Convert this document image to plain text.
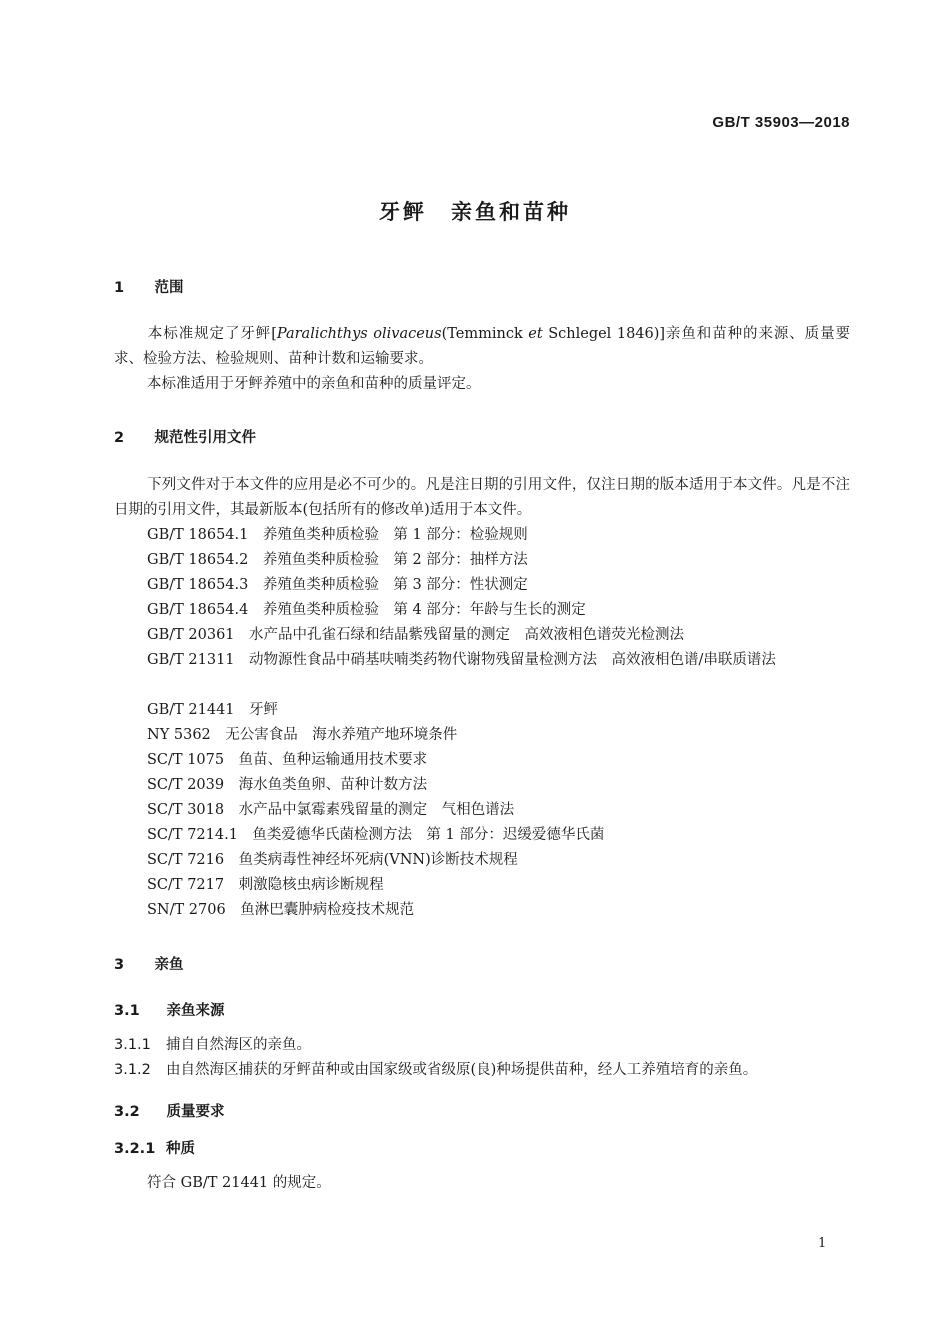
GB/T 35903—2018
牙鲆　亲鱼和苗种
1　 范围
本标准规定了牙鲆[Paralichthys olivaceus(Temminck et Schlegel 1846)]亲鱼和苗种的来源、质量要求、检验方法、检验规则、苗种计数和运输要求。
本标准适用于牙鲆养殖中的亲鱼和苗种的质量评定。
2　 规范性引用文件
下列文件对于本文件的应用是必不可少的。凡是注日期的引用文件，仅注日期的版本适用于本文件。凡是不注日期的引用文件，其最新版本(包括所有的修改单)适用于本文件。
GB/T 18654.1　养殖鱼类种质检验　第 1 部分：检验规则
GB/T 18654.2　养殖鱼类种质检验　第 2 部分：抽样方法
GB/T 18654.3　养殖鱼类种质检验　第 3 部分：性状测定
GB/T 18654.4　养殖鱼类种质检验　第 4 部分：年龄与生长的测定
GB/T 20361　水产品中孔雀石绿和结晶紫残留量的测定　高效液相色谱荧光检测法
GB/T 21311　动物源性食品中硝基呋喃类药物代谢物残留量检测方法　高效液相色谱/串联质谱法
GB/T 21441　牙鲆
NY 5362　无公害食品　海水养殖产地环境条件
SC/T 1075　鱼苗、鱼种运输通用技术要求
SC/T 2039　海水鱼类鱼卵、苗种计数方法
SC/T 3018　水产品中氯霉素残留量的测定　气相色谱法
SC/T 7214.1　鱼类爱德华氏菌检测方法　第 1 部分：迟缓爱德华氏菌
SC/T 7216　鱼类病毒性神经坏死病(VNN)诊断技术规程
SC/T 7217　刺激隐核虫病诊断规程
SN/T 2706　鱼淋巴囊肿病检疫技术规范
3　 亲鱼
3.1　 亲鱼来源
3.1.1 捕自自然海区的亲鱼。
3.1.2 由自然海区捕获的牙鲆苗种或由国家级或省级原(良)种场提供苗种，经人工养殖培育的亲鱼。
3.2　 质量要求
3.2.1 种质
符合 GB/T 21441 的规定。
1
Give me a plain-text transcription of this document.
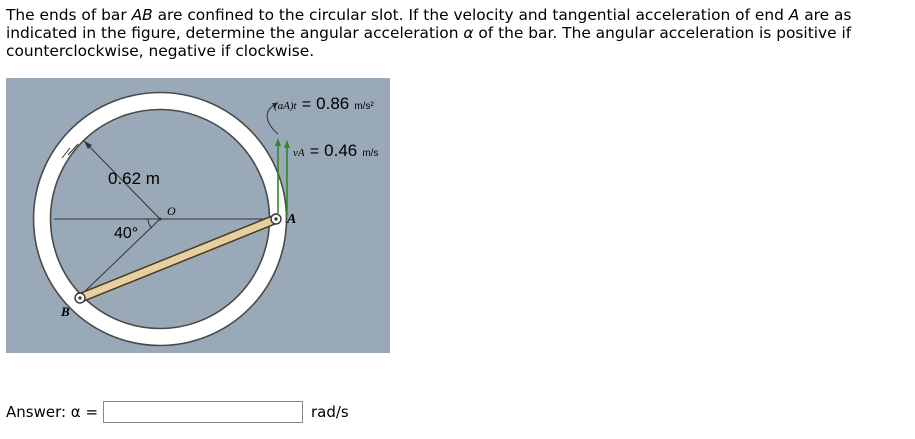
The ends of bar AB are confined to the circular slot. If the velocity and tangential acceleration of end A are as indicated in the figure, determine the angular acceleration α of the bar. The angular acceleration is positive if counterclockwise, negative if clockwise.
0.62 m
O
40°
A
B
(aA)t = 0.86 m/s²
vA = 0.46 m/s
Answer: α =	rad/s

...

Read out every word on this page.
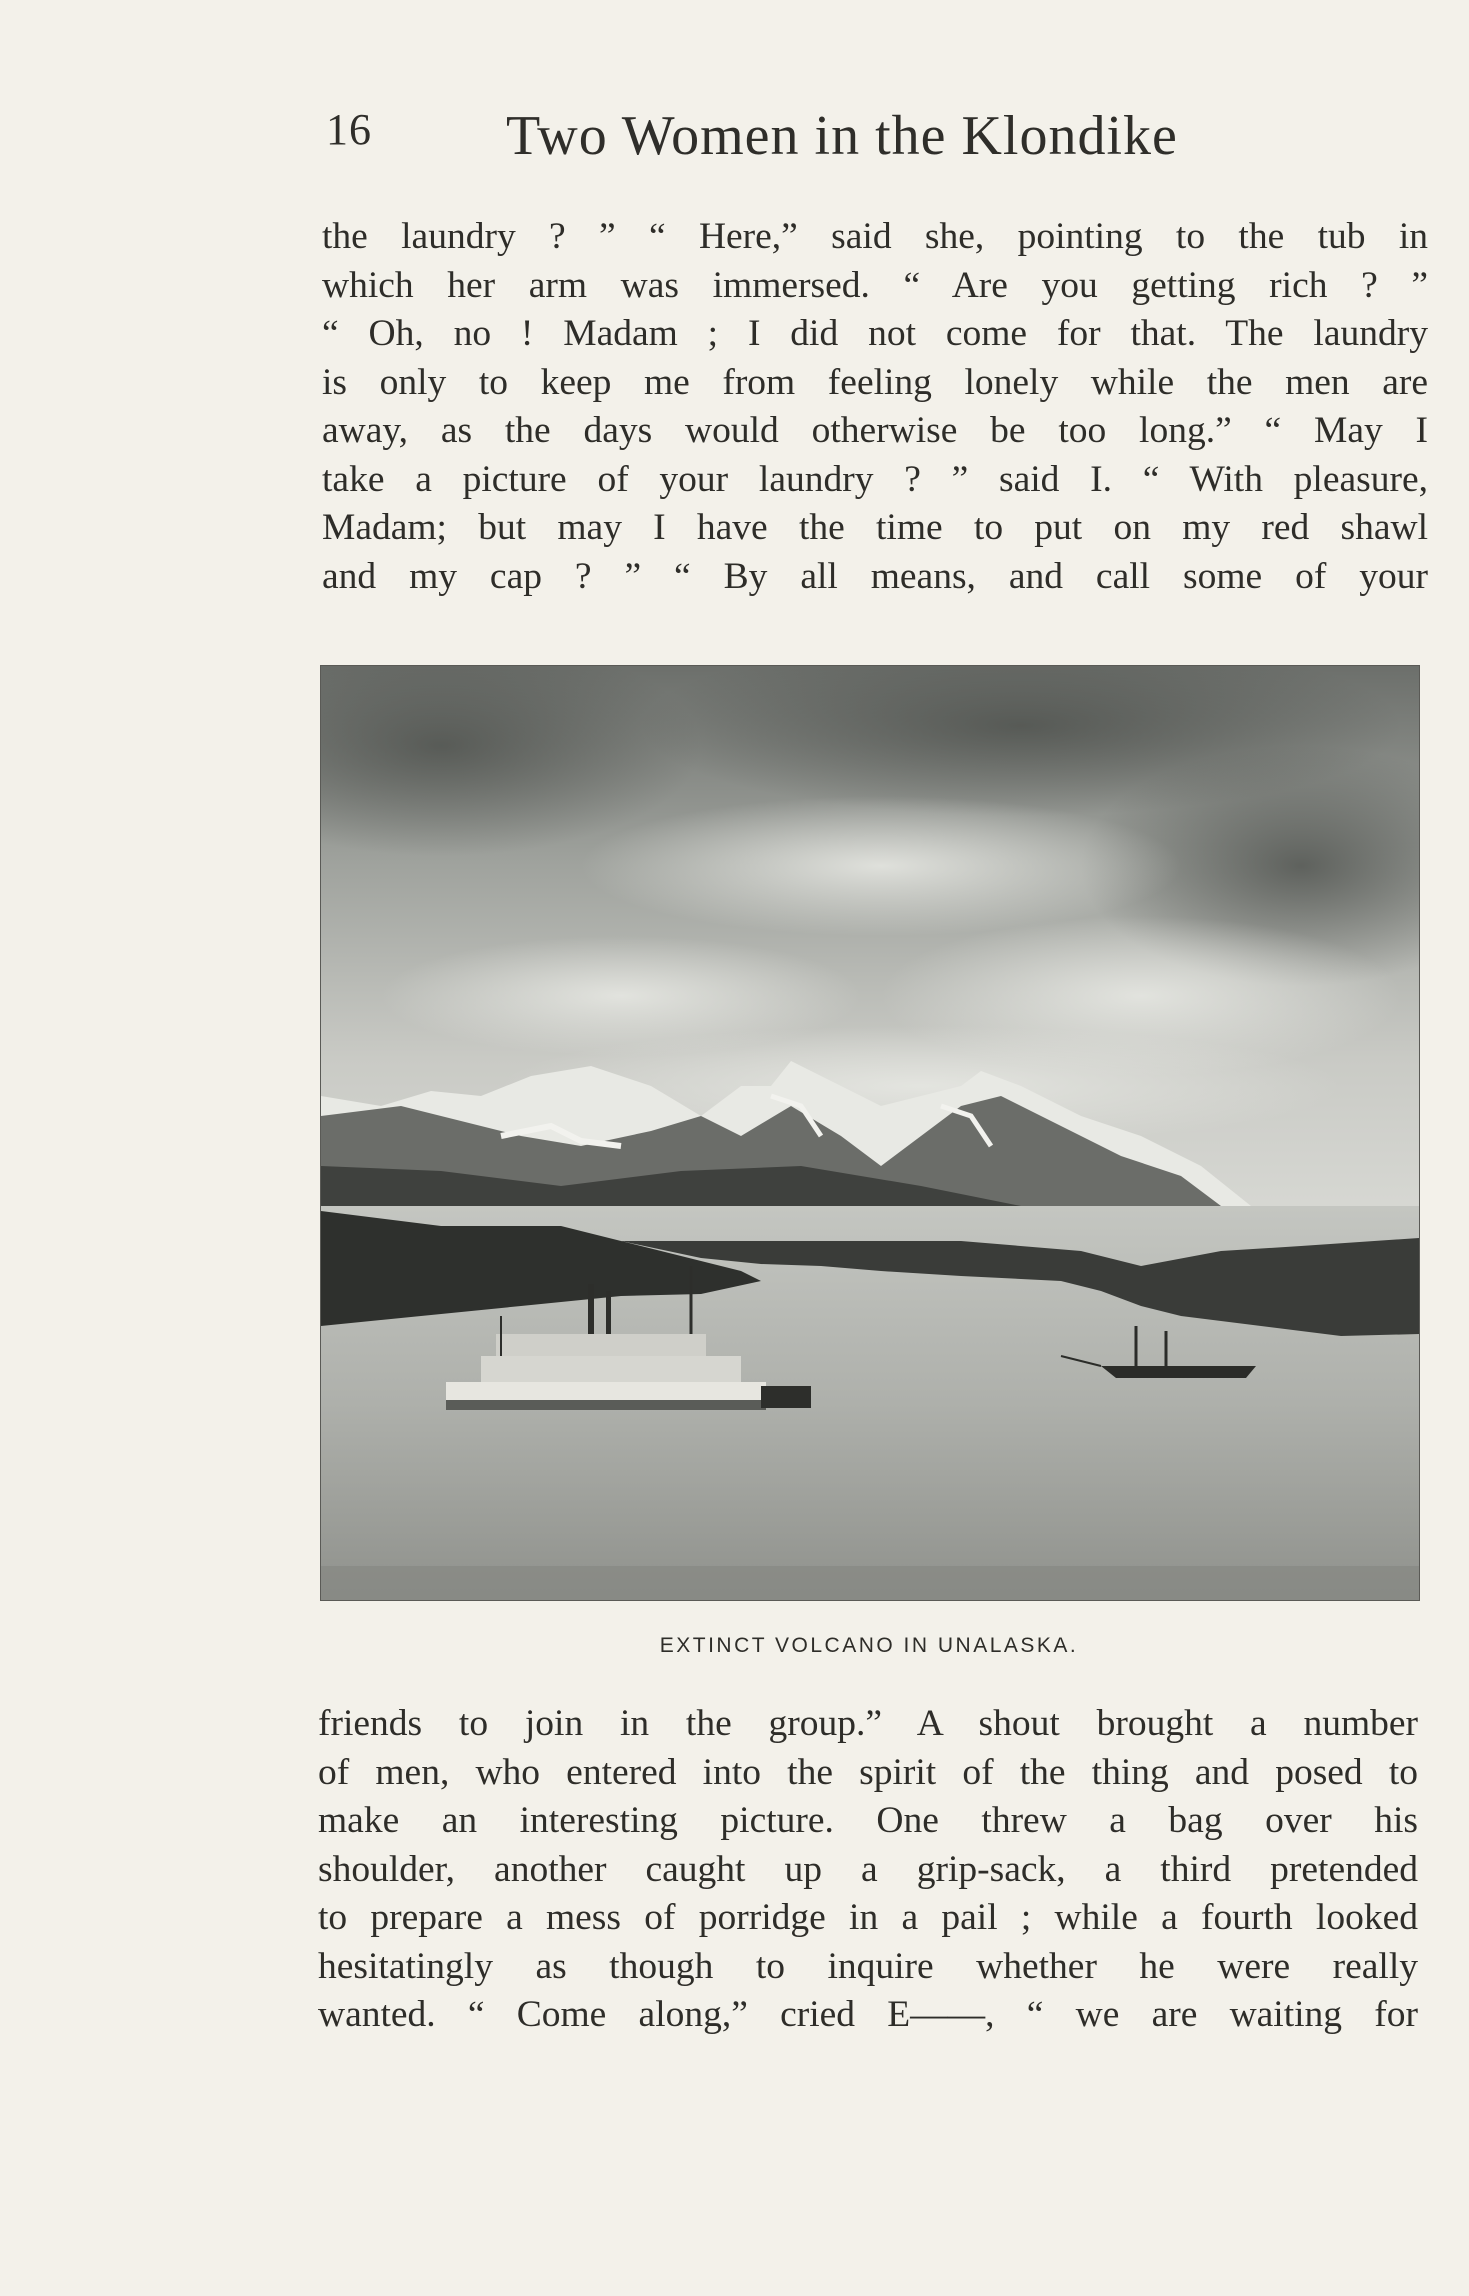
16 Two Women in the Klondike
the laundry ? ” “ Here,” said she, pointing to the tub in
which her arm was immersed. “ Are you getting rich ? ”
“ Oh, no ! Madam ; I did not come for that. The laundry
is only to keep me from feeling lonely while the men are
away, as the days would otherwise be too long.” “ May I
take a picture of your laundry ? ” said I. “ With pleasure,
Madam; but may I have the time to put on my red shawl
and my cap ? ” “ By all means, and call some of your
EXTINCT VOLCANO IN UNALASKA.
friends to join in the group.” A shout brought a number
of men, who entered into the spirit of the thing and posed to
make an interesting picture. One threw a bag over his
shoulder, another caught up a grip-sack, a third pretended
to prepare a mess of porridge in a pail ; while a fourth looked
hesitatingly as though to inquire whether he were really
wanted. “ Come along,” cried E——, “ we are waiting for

---

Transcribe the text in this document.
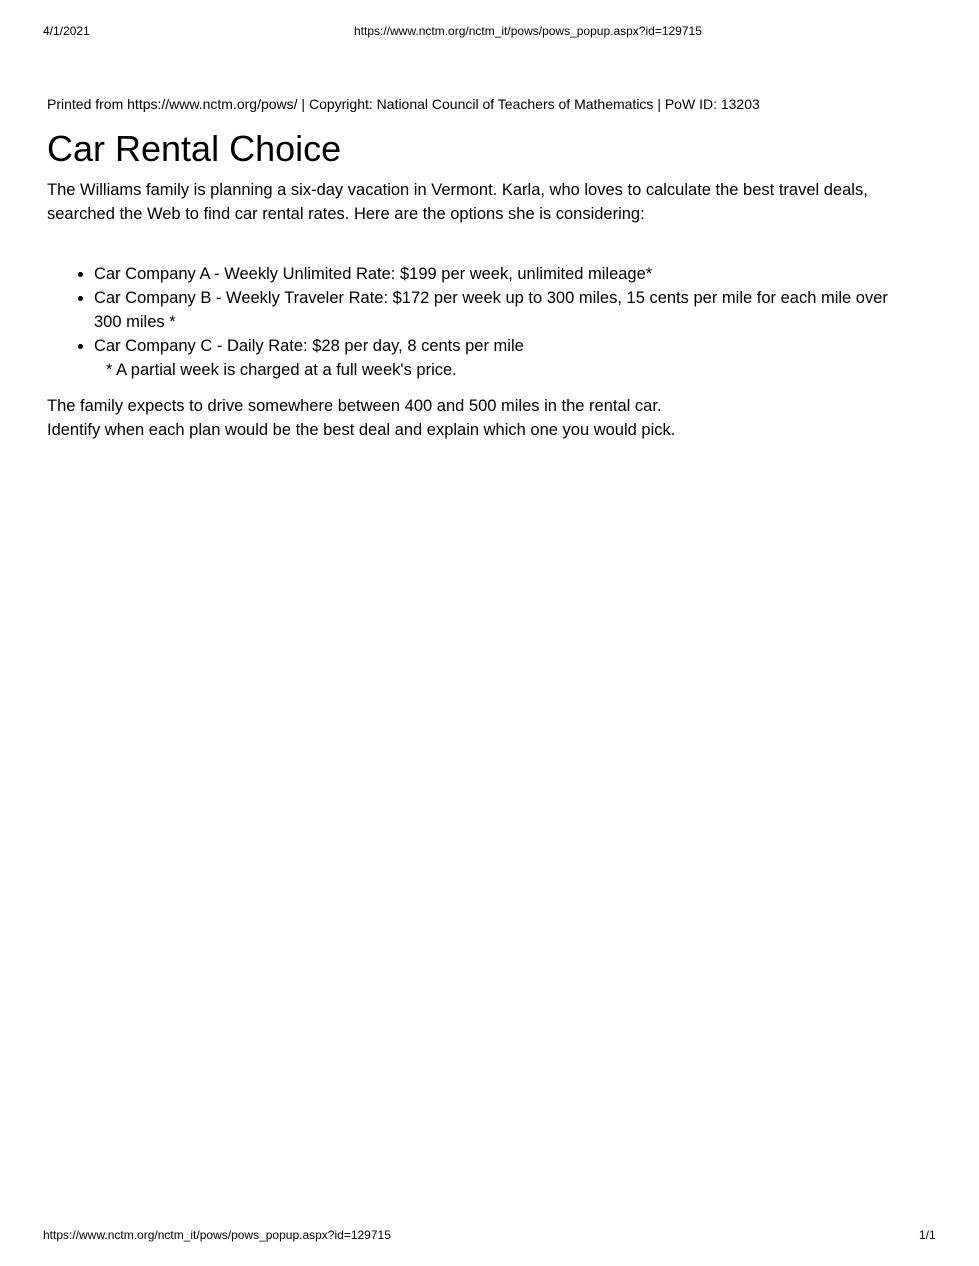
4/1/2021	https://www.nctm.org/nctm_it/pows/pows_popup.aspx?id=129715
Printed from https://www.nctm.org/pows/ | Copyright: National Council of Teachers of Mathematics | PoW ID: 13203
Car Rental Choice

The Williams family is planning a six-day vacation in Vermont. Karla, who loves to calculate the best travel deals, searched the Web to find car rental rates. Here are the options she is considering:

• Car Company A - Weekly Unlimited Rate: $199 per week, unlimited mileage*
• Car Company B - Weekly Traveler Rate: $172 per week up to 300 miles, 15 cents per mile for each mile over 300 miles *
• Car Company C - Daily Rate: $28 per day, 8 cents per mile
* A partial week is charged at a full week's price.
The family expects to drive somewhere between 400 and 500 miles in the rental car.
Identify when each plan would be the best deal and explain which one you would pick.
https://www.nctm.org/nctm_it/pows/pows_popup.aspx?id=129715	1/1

### Exercise aim
In the data above, how many lines contain the string "this"? Answer with the number only.

### Answer below
4